Stated problem
Transcribe the material below exactly as it appears.

────

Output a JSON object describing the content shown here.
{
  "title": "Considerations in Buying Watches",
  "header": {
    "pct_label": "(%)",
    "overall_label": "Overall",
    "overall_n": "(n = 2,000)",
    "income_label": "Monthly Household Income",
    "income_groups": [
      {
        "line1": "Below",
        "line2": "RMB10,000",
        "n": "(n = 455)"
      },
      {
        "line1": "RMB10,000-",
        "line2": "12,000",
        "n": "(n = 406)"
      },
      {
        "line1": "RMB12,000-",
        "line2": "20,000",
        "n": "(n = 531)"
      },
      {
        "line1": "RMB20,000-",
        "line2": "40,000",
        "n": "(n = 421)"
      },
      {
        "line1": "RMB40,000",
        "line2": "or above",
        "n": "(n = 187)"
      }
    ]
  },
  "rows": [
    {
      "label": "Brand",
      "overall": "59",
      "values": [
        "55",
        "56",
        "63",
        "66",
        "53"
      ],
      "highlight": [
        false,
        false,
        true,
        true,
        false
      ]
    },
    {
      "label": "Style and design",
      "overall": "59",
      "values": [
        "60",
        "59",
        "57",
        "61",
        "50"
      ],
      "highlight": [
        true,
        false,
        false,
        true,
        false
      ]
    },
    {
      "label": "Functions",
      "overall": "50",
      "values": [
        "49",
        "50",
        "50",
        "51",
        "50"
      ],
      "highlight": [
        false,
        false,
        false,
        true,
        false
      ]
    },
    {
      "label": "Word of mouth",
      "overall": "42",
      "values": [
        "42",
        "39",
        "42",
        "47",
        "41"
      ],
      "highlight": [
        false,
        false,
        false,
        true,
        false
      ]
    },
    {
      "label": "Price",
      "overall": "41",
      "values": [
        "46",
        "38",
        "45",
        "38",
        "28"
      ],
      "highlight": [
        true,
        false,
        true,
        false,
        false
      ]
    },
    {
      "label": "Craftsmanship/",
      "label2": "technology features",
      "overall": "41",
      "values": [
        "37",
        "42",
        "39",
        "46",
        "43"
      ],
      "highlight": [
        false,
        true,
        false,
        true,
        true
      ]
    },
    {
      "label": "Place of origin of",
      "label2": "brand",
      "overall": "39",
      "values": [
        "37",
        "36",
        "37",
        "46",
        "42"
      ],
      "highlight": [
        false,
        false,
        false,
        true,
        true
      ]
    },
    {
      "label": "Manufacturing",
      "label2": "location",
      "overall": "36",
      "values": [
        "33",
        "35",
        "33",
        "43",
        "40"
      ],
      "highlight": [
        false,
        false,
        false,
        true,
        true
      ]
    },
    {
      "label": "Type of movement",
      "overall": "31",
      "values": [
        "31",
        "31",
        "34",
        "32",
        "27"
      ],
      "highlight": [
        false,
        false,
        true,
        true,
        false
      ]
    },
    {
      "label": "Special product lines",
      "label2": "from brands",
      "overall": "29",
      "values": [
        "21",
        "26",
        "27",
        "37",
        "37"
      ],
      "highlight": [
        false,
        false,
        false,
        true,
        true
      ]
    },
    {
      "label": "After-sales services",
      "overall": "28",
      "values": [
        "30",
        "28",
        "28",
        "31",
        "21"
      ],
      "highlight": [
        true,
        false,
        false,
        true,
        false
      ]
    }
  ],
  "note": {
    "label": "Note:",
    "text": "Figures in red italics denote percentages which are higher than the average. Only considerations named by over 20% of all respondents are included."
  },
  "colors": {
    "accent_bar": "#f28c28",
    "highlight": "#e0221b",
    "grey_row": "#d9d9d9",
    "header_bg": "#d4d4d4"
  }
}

────

Answer for the task
Output a JSON object describing the content shown here.
{
  "title": "Considerations in Buying Watches",
  "header": {
    "pct_label": "(%)",
    "overall_label": "Overall",
    "overall_n": "(n = 2,000)",
    "income_label": "Monthly Household Income",
    "income_groups": [
      {
        "line1": "Below",
        "line2": "RMB10,000",
        "n": "(n = 455)"
      },
      {
        "line1": "RMB10,000-",
        "line2": "12,000",
        "n": "(n = 406)"
      },
      {
        "line1": "RMB12,000-",
        "line2": "20,000",
        "n": "(n = 531)"
      },
      {
        "line1": "RMB20,000-",
        "line2": "40,000",
        "n": "(n = 421)"
      },
      {
        "line1": "RMB40,000",
        "line2": "or above",
        "n": "(n = 187)"
      }
    ]
  },
  "rows": [
    {
      "label": "Brand",
      "overall": "59",
      "values": [
        "55",
        "56",
        "63",
        "66",
        "53"
      ],
      "highlight": [
        false,
        false,
        true,
        true,
        false
      ]
    },
    {
      "label": "Style and design",
      "overall": "59",
      "values": [
        "60",
        "59",
        "57",
        "61",
        "50"
      ],
      "highlight": [
        true,
        false,
        false,
        true,
        false
      ]
    },
    {
      "label": "Functions",
      "overall": "50",
      "values": [
        "49",
        "50",
        "50",
        "51",
        "50"
      ],
      "highlight": [
        false,
        false,
        false,
        true,
        false
      ]
    },
    {
      "label": "Word of mouth",
      "overall": "42",
      "values": [
        "42",
        "39",
        "42",
        "47",
        "41"
      ],
      "highlight": [
        false,
        false,
        false,
        true,
        false
      ]
    },
    {
      "label": "Price",
      "overall": "41",
      "values": [
        "46",
        "38",
        "45",
        "38",
        "28"
      ],
      "highlight": [
        true,
        false,
        true,
        false,
        false
      ]
    },
    {
      "label": "Craftsmanship/",
      "label2": "technology features",
      "overall": "41",
      "values": [
        "37",
        "42",
        "39",
        "46",
        "43"
      ],
      "highlight": [
        false,
        true,
        false,
        true,
        true
      ]
    },
    {
      "label": "Place of origin of",
      "label2": "brand",
      "overall": "39",
      "values": [
        "37",
        "36",
        "37",
        "46",
        "42"
      ],
      "highlight": [
        false,
        false,
        false,
        true,
        true
      ]
    },
    {
      "label": "Manufacturing",
      "label2": "location",
      "overall": "36",
      "values": [
        "33",
        "35",
        "33",
        "43",
        "40"
      ],
      "highlight": [
        false,
        false,
        false,
        true,
        true
      ]
    },
    {
      "label": "Type of movement",
      "overall": "31",
      "values": [
        "31",
        "31",
        "34",
        "32",
        "27"
      ],
      "highlight": [
        false,
        false,
        true,
        true,
        false
      ]
    },
    {
      "label": "Special product lines",
      "label2": "from brands",
      "overall": "29",
      "values": [
        "21",
        "26",
        "27",
        "37",
        "37"
      ],
      "highlight": [
        false,
        false,
        false,
        true,
        true
      ]
    },
    {
      "label": "After-sales services",
      "overall": "28",
      "values": [
        "30",
        "28",
        "28",
        "31",
        "21"
      ],
      "highlight": [
        true,
        false,
        false,
        true,
        false
      ]
    }
  ],
  "note": {
    "label": "Note:",
    "text": "Figures in red italics denote percentages which are higher than the average. Only considerations named by over 20% of all respondents are included."
  },
  "colors": {
    "accent_bar": "#f28c28",
    "highlight": "#e0221b",
    "grey_row": "#d9d9d9",
    "header_bg": "#d4d4d4"
  }
}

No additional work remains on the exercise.